------ TASK MATERIAL ------
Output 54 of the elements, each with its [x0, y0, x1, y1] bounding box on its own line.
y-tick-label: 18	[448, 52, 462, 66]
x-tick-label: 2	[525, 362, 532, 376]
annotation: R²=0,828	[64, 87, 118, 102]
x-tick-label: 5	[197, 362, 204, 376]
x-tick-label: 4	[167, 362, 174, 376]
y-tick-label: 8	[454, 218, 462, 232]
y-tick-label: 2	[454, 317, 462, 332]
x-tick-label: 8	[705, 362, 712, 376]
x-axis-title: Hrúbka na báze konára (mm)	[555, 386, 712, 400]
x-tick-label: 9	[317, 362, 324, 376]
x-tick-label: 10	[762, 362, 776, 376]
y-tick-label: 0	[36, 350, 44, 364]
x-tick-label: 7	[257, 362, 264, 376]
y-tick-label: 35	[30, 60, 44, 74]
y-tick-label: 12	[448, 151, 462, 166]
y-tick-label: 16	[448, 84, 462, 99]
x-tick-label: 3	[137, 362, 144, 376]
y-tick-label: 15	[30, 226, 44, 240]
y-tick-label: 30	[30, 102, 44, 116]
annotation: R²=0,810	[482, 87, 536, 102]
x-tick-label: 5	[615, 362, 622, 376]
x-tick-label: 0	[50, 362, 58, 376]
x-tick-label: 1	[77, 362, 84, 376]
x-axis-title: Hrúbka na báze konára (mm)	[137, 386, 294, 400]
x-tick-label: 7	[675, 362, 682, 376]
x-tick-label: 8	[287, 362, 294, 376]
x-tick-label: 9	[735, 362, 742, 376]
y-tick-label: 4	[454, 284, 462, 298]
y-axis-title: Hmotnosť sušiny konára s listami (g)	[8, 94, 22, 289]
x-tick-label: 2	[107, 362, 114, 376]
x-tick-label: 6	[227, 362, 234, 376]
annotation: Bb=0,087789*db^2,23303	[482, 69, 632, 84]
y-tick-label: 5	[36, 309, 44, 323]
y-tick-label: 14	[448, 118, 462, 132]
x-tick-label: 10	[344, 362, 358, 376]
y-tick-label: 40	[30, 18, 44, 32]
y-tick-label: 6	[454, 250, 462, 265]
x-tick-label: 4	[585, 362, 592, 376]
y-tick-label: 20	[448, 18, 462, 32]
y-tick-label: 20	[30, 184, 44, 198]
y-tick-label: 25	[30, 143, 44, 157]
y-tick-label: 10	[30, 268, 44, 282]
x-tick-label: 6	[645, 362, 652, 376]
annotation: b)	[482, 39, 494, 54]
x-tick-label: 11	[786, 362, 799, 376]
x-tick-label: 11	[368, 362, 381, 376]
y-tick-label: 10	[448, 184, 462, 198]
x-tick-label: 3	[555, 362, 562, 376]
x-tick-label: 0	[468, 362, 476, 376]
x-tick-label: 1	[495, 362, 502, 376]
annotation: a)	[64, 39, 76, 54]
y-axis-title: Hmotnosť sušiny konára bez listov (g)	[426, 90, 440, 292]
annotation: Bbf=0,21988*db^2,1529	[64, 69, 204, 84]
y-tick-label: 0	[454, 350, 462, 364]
------
**TO BE DONE**
Starting at the top of the listing and ending with the line that contains "226, 44, 240]", reproduce those lines with "x-tick-label" substituted by "x-axis-label" wherever it occurs and everything else unchanged.

**TASK SOLUTION**
Output 54 of the elements, each with its [x0, y0, x1, y1] bounding box on its own line.
y-tick-label: 18	[448, 52, 462, 66]
x-axis-label: 2	[525, 362, 532, 376]
annotation: R²=0,828	[64, 87, 118, 102]
x-axis-label: 5	[197, 362, 204, 376]
x-axis-label: 4	[167, 362, 174, 376]
y-tick-label: 8	[454, 218, 462, 232]
y-tick-label: 2	[454, 317, 462, 332]
x-axis-label: 8	[705, 362, 712, 376]
x-axis-title: Hrúbka na báze konára (mm)	[555, 386, 712, 400]
x-axis-label: 9	[317, 362, 324, 376]
x-axis-label: 10	[762, 362, 776, 376]
y-tick-label: 0	[36, 350, 44, 364]
x-axis-label: 7	[257, 362, 264, 376]
y-tick-label: 35	[30, 60, 44, 74]
y-tick-label: 12	[448, 151, 462, 166]
y-tick-label: 16	[448, 84, 462, 99]
x-axis-label: 3	[137, 362, 144, 376]
y-tick-label: 15	[30, 226, 44, 240]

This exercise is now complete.